### DATA FOR THIS EXERCISE
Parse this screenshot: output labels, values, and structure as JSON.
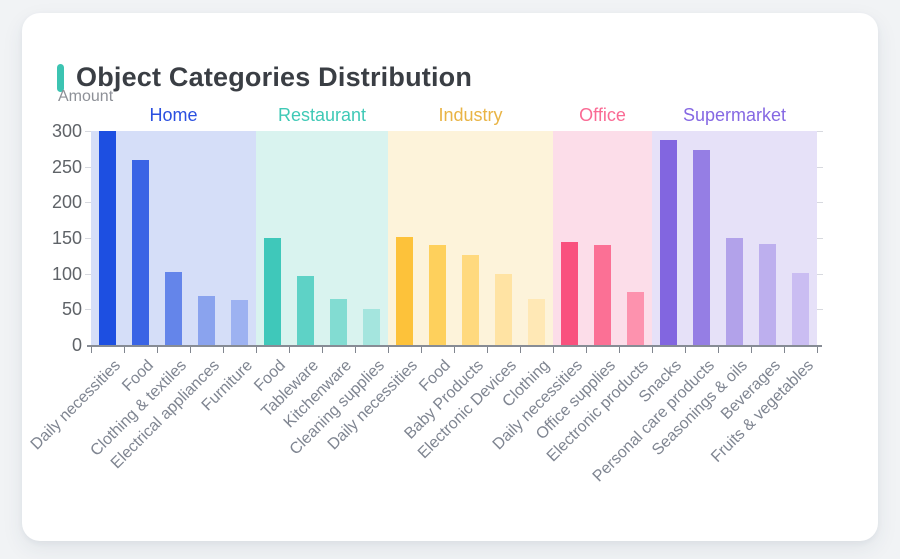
{
  "card": {
    "title": "Object Categories Distribution",
    "accent_color": "#3cc4b2"
  },
  "chart_data": {
    "type": "bar",
    "title": "Object Categories Distribution",
    "ylabel": "Amount",
    "xlabel": "",
    "ylim": [
      0,
      300
    ],
    "yticks": [
      0,
      50,
      100,
      150,
      200,
      250,
      300
    ],
    "grid": false,
    "legend_position": "group headers above colored bands",
    "axis_color": "#878c95",
    "groups": [
      {
        "name": "Home",
        "label_color": "#2b50e0",
        "band_color": "#d5def8",
        "items": [
          {
            "label": "Daily necessities",
            "value": 300,
            "color": "#1d4fe1"
          },
          {
            "label": "Food",
            "value": 259,
            "color": "#3a64e5"
          },
          {
            "label": "Clothing & textiles",
            "value": 103,
            "color": "#6485ea"
          },
          {
            "label": "Electrical appliances",
            "value": 69,
            "color": "#8aa3ee"
          },
          {
            "label": "Furniture",
            "value": 63,
            "color": "#9db2f1"
          }
        ]
      },
      {
        "name": "Restaurant",
        "label_color": "#3fc9b6",
        "band_color": "#d9f3ef",
        "items": [
          {
            "label": "Food",
            "value": 150,
            "color": "#3fc8ba"
          },
          {
            "label": "Tableware",
            "value": 97,
            "color": "#5ed2c6"
          },
          {
            "label": "Kitchenware",
            "value": 65,
            "color": "#82dcd2"
          },
          {
            "label": "Cleaning supplies",
            "value": 51,
            "color": "#a4e5de"
          }
        ]
      },
      {
        "name": "Industry",
        "label_color": "#e9b445",
        "band_color": "#fdf3da",
        "items": [
          {
            "label": "Daily necessities",
            "value": 152,
            "color": "#fdc23a"
          },
          {
            "label": "Food",
            "value": 140,
            "color": "#fed05c"
          },
          {
            "label": "Baby Products",
            "value": 126,
            "color": "#ffd97e"
          },
          {
            "label": "Electronic Devices",
            "value": 100,
            "color": "#ffe3a3"
          },
          {
            "label": "Clothing",
            "value": 64,
            "color": "#ffe8b5"
          }
        ]
      },
      {
        "name": "Office",
        "label_color": "#fa6a94",
        "band_color": "#fcdde9",
        "items": [
          {
            "label": "Daily necessities",
            "value": 144,
            "color": "#f9517e"
          },
          {
            "label": "Office supplies",
            "value": 140,
            "color": "#fb7095"
          },
          {
            "label": "Electronic products",
            "value": 75,
            "color": "#fd92ae"
          }
        ]
      },
      {
        "name": "Supermarket",
        "label_color": "#8568e3",
        "band_color": "#e6e1f8",
        "items": [
          {
            "label": "Snacks",
            "value": 287,
            "color": "#8266e0"
          },
          {
            "label": "Personal care products",
            "value": 274,
            "color": "#957ee4"
          },
          {
            "label": "Seasonings & oils",
            "value": 150,
            "color": "#b2a2ea"
          },
          {
            "label": "Beverages",
            "value": 142,
            "color": "#bdafee"
          },
          {
            "label": "Fruits & vegetables",
            "value": 101,
            "color": "#cabdf2"
          }
        ]
      }
    ]
  }
}
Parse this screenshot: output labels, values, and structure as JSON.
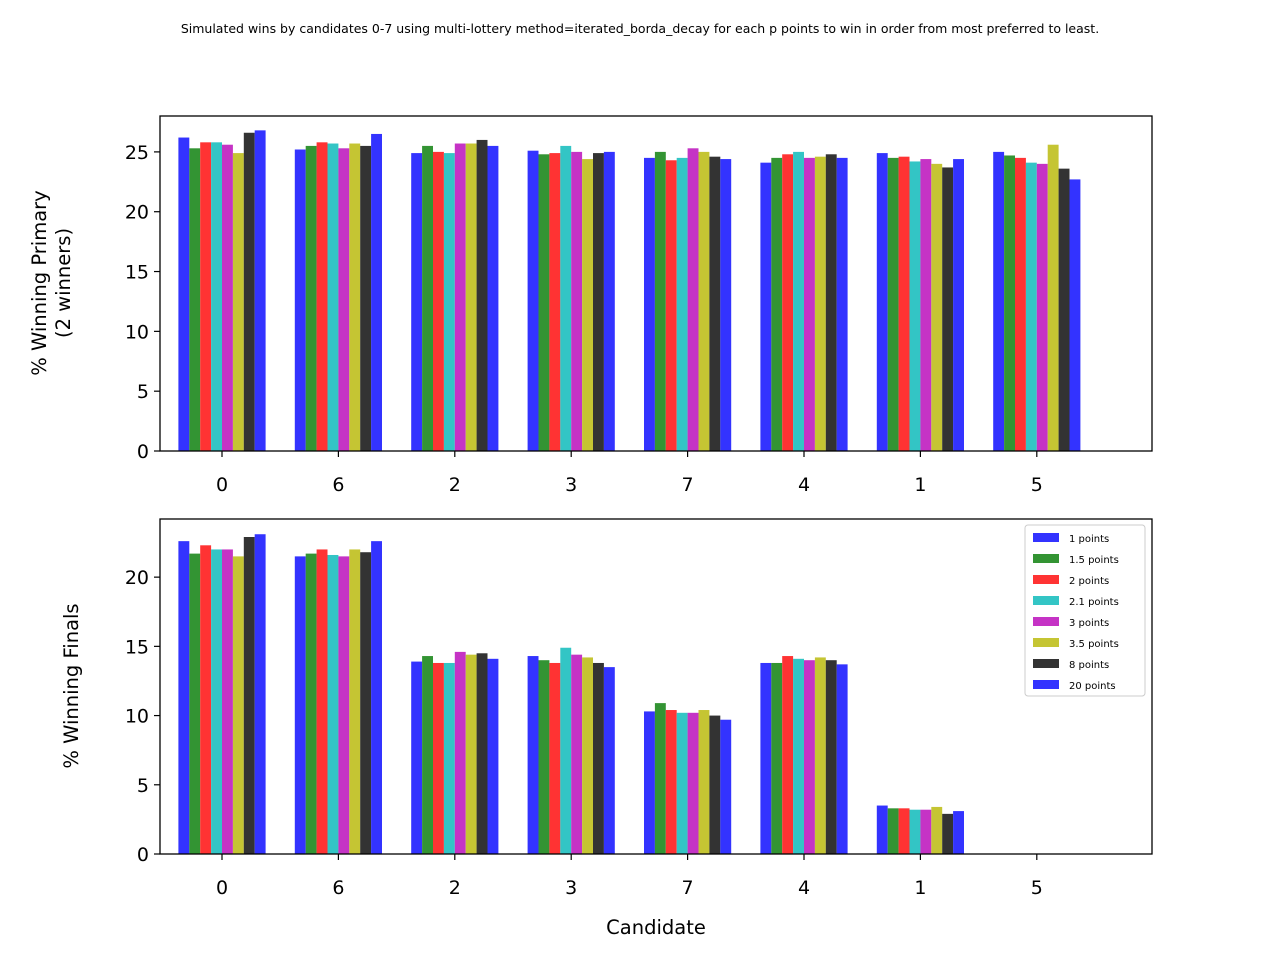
{
  "figure": {
    "title": "Simulated wins by candidates 0-7 using multi-lottery method=iterated_borda_decay for each p points to win in order from most preferred to least."
  },
  "series_colors": [
    "#2222ff",
    "#228b22",
    "#ff2222",
    "#22c0c0",
    "#c022c0",
    "#c0c022",
    "#222222",
    "#2222ff"
  ],
  "chart_data": [
    {
      "type": "bar",
      "ylabel": "% Winning Primary\n(2 winners)",
      "xlabel": "",
      "categories": [
        "0",
        "6",
        "2",
        "3",
        "7",
        "4",
        "1",
        "5"
      ],
      "ylim": [
        0,
        28
      ],
      "yticks": [
        0,
        5,
        10,
        15,
        20,
        25
      ],
      "legend": false,
      "series": [
        {
          "name": "1 points",
          "values": [
            26.2,
            25.2,
            24.9,
            25.1,
            24.5,
            24.1,
            24.9,
            25.0
          ]
        },
        {
          "name": "1.5 points",
          "values": [
            25.3,
            25.5,
            25.5,
            24.8,
            25.0,
            24.5,
            24.5,
            24.7
          ]
        },
        {
          "name": "2 points",
          "values": [
            25.8,
            25.8,
            25.0,
            24.9,
            24.3,
            24.8,
            24.6,
            24.5
          ]
        },
        {
          "name": "2.1 points",
          "values": [
            25.8,
            25.7,
            24.9,
            25.5,
            24.5,
            25.0,
            24.2,
            24.1
          ]
        },
        {
          "name": "3 points",
          "values": [
            25.6,
            25.3,
            25.7,
            25.0,
            25.3,
            24.5,
            24.4,
            24.0
          ]
        },
        {
          "name": "3.5 points",
          "values": [
            24.9,
            25.7,
            25.7,
            24.4,
            25.0,
            24.6,
            24.0,
            25.6
          ]
        },
        {
          "name": "8 points",
          "values": [
            26.6,
            25.5,
            26.0,
            24.9,
            24.6,
            24.8,
            23.7,
            23.6
          ]
        },
        {
          "name": "20 points",
          "values": [
            26.8,
            26.5,
            25.5,
            25.0,
            24.4,
            24.5,
            24.4,
            22.7
          ]
        }
      ]
    },
    {
      "type": "bar",
      "ylabel": "% Winning Finals",
      "xlabel": "Candidate",
      "categories": [
        "0",
        "6",
        "2",
        "3",
        "7",
        "4",
        "1",
        "5"
      ],
      "ylim": [
        0,
        24.2
      ],
      "yticks": [
        0,
        5,
        10,
        15,
        20
      ],
      "legend": true,
      "legend_position": "top-right",
      "series": [
        {
          "name": "1 points",
          "values": [
            22.6,
            21.5,
            13.9,
            14.3,
            10.3,
            13.8,
            3.5,
            0
          ]
        },
        {
          "name": "1.5 points",
          "values": [
            21.7,
            21.7,
            14.3,
            14.0,
            10.9,
            13.8,
            3.3,
            0
          ]
        },
        {
          "name": "2 points",
          "values": [
            22.3,
            22.0,
            13.8,
            13.8,
            10.4,
            14.3,
            3.3,
            0
          ]
        },
        {
          "name": "2.1 points",
          "values": [
            22.0,
            21.6,
            13.8,
            14.9,
            10.2,
            14.1,
            3.2,
            0
          ]
        },
        {
          "name": "3 points",
          "values": [
            22.0,
            21.5,
            14.6,
            14.4,
            10.2,
            14.0,
            3.2,
            0
          ]
        },
        {
          "name": "3.5 points",
          "values": [
            21.5,
            22.0,
            14.4,
            14.2,
            10.4,
            14.2,
            3.4,
            0
          ]
        },
        {
          "name": "8 points",
          "values": [
            22.9,
            21.8,
            14.5,
            13.8,
            10.0,
            14.0,
            2.9,
            0
          ]
        },
        {
          "name": "20 points",
          "values": [
            23.1,
            22.6,
            14.1,
            13.5,
            9.7,
            13.7,
            3.1,
            0
          ]
        }
      ]
    }
  ]
}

### GIVEN TASK
Say how many lines contain the string "ylabel", giving nothing but the count.

### FINAL ANSWER
3